> _Passage_:
▽

Unlike Outlook Express, Outlook doesn't create folders (except those in the Outlook interface) to represent message folders and contacts. It just stores them all in a single PST file. If you formatted all partitions that will be gone, along with any backups you made.


----------



## cwwozniak (Nov 29, 2005)

Canajun said:


> Even if the old ones are gone, the new installation must have these folders stashed somewhere but I can't find them either. Thanks for any help.


In the Outlook 2003 menu bar select File -> Data File management ...

The should call up a screen that shows the file path to the new PST file.

FWiW, in Windows search, you may need to enable search in system and hidden folders to find them.


----------



## Canajun (Mar 1, 2007)

I always change a variety of defaults. Hidden files and folders are always set to show (and I've just checked that they are set to show). However, I didn't know or didn't remember about the Data File Management button. Default location is under C:\Documents and Settings\.....\Local Settings.... Don't see why that couldn't be changed but I know I didn't, so pip22 is right. They're gone. Once again, I curse myself for not thinking things through carefully enough and/or not doing the backups I know I should. Perhaps because I deliberately keep the rest of my data on a different drive I forget Windows often stashes things in places other than where I want to keep them. Thanks to you both anyway. Its forums like this that make things a lot easier/better for guys like me who frequently screw up.


----------



## Bob Cerelli (Nov 3, 2002)

That can be changed quite easily.

△

Listings of boxed layout items:
▽

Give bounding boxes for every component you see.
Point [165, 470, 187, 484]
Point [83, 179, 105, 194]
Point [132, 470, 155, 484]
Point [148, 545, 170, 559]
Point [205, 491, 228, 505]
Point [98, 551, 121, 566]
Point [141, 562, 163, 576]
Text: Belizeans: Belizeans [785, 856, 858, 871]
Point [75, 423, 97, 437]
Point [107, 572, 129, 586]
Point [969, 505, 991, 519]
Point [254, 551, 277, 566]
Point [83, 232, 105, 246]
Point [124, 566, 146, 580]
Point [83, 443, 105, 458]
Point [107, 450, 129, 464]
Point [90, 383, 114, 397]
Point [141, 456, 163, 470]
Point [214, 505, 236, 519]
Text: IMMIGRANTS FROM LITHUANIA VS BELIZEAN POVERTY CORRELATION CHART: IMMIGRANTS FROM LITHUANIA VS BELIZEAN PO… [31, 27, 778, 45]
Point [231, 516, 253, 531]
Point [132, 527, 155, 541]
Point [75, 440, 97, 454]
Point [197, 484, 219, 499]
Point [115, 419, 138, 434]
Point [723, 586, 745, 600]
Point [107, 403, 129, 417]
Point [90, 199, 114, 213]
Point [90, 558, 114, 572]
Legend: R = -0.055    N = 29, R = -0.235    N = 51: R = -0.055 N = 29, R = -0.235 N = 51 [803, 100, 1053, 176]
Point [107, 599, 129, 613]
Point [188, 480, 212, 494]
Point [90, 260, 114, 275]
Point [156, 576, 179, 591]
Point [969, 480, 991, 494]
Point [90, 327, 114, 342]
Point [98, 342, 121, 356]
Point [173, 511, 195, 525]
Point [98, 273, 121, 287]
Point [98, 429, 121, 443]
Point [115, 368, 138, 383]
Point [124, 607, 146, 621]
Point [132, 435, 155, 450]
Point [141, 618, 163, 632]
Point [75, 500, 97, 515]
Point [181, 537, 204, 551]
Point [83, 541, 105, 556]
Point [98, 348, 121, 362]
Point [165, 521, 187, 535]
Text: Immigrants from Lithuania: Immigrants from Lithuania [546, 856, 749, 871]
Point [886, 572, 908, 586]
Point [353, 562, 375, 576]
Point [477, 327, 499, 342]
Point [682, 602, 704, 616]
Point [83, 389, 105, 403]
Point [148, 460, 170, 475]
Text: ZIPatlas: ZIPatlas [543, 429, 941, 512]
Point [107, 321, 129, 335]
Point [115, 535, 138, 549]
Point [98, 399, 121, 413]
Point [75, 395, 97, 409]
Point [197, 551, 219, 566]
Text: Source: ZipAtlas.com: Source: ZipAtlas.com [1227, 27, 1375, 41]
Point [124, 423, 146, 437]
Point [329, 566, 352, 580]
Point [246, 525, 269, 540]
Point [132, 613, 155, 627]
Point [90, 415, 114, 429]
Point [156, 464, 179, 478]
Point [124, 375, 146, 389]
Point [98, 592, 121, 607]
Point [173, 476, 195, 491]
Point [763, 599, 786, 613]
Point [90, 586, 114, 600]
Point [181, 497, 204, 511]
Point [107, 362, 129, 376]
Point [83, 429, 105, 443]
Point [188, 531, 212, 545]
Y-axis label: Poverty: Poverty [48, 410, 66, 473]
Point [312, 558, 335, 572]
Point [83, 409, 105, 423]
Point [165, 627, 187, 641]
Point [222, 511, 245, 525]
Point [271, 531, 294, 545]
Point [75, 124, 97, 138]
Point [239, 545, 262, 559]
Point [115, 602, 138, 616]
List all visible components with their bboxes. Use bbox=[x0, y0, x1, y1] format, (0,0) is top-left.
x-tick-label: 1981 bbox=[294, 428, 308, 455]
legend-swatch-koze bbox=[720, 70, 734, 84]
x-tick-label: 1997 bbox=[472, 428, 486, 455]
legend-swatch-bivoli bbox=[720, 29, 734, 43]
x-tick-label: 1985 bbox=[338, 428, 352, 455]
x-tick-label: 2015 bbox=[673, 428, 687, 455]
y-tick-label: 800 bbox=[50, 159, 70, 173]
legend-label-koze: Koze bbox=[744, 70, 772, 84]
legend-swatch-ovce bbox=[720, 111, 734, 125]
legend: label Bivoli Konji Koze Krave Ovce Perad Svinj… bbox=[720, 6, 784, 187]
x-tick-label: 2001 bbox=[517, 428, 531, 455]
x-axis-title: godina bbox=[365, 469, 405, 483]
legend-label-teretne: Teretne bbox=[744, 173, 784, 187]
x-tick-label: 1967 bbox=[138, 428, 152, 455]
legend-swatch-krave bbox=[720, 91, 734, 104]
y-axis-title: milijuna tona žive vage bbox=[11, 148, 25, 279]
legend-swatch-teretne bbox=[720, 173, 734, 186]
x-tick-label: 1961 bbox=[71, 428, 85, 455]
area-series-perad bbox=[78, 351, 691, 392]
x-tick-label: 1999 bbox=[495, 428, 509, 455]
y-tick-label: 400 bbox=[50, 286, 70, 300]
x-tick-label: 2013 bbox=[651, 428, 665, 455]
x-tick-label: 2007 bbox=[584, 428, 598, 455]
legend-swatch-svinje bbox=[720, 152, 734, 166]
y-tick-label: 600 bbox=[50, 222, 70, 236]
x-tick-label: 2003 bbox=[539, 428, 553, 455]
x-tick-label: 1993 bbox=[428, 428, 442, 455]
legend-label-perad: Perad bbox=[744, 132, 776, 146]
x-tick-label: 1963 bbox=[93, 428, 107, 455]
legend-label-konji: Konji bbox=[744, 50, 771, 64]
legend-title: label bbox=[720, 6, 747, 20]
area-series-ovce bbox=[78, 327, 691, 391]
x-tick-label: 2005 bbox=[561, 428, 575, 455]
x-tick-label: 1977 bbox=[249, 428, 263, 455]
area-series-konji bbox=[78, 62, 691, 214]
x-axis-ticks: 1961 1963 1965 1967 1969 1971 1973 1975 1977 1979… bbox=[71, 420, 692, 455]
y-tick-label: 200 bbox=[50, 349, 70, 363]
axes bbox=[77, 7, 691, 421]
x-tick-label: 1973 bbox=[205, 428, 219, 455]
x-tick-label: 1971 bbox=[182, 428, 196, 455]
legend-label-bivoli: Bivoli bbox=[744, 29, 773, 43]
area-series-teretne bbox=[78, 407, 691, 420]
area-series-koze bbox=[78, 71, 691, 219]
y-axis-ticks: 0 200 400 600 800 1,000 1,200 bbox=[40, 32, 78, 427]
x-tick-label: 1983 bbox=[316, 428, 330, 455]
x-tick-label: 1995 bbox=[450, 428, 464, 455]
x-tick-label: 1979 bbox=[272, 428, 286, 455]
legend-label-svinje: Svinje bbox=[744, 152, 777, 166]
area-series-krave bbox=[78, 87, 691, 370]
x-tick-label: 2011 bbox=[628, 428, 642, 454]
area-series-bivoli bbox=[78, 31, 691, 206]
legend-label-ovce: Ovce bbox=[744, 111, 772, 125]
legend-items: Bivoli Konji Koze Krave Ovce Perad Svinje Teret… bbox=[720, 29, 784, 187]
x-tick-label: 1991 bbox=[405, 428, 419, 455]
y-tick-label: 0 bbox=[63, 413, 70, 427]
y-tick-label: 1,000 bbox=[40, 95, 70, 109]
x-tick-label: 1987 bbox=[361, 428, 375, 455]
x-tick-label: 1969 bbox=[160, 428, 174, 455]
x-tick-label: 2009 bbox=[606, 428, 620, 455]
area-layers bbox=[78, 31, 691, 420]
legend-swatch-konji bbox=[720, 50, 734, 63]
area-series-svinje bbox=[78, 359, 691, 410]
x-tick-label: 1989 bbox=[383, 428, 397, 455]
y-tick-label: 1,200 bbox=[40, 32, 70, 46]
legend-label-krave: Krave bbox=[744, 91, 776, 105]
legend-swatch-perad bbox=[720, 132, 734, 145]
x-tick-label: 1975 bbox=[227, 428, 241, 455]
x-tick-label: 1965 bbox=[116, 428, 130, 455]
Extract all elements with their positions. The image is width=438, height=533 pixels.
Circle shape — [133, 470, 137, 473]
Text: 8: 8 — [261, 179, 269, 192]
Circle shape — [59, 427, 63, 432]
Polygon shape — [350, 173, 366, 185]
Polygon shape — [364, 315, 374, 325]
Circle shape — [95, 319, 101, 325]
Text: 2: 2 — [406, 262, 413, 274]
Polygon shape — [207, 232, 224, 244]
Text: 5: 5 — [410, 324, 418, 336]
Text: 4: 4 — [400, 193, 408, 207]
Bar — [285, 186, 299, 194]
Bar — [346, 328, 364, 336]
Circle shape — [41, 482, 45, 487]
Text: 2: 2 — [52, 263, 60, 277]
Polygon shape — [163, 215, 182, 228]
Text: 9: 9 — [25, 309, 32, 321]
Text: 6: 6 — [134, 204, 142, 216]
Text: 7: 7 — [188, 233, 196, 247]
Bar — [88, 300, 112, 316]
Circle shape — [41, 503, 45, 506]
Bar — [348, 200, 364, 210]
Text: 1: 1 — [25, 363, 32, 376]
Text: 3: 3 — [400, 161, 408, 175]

△

> _Requests_:
[A] In the Outlook forum thread, reproduce verbatim the passage that opens with the words containing "## Canajun (Mar" and closes with "changed quite easily.".
[B] Pick up the Outlook forum thread after its final sentence and carry it on from there.

> _Responses_:
[A]
## Canajun (Mar 1, 2007)

I always change a variety of defaults. Hidden files and folders are always set to show (and I've just checked that they are set to show). However, I didn't know or didn't remember about the Data File Management button. Default location is under C:\Documents and Settings\.....\Local Settings.... Don't see why that couldn't be changed but I know I didn't, so pip22 is right. They're gone. Once again, I curse myself for not thinking things through carefully enough and/or not doing the backups I know I should. Perhaps because I deliberately keep the rest of my data on a different drive I forget Windows often stashes things in places other than where I want to keep them. Thanks to you both anyway. Its forums like this that make things a lot easier/better for guys like me who frequently screw up.


----------



## Bob Cerelli (Nov 3, 2002)

That can be changed quite easily.

[B]
For the future, why not just configure Outlook to use a PST file in a location that is easier to remember and backup . You are not stuck or limited by only the default one. For example put it in your My Documents folder. Or in this case, since you backed up your D: drive, put it there.


----------



## Canajun (Mar 1, 2007)

Thanks, Bob. I've done just that and, while I was at it, I moved the "My Documents" folder to my "E:" drive. As much as possible I'm trying to separate the system, application and data files. Recently got a 320GB external Sata2 hard drive (which won't work in my current computer) so backups for my current 60GB internal drive may not be as much of a problem for a while. However, I'm also acquiring , piece by piece, the fixins' for a new computer. I expect to start using the 320 as my main drive asap so will probably be back to limited backups then. Seems like a good idea to wipe out the clutter in the system every couple of years but it'd be nice to have a decent backup for those things that will inevitably end up mixed in with the system files no matter how hard I try to separate them. (Deep sigh)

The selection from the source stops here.